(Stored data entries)
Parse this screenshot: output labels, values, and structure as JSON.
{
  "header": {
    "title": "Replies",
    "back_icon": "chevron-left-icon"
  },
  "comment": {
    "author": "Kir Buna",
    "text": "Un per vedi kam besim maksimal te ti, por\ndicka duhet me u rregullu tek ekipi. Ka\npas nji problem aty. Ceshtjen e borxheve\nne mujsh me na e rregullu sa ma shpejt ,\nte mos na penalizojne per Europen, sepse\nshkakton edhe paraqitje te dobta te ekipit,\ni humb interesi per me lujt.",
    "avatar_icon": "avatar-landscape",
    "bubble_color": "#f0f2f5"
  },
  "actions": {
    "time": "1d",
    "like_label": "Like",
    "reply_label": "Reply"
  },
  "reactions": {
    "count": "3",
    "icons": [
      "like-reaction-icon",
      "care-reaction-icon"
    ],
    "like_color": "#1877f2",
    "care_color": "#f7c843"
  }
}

## What is required
Please repeat the listing exactly, with nothing left out.

## The answer
Parse this screenshot: output labels, values, and structure as JSON.
{
  "header": {
    "title": "Replies",
    "back_icon": "chevron-left-icon"
  },
  "comment": {
    "author": "Kir Buna",
    "text": "Un per vedi kam besim maksimal te ti, por\ndicka duhet me u rregullu tek ekipi. Ka\npas nji problem aty. Ceshtjen e borxheve\nne mujsh me na e rregullu sa ma shpejt ,\nte mos na penalizojne per Europen, sepse\nshkakton edhe paraqitje te dobta te ekipit,\ni humb interesi per me lujt.",
    "avatar_icon": "avatar-landscape",
    "bubble_color": "#f0f2f5"
  },
  "actions": {
    "time": "1d",
    "like_label": "Like",
    "reply_label": "Reply"
  },
  "reactions": {
    "count": "3",
    "icons": [
      "like-reaction-icon",
      "care-reaction-icon"
    ],
    "like_color": "#1877f2",
    "care_color": "#f7c843"
  }
}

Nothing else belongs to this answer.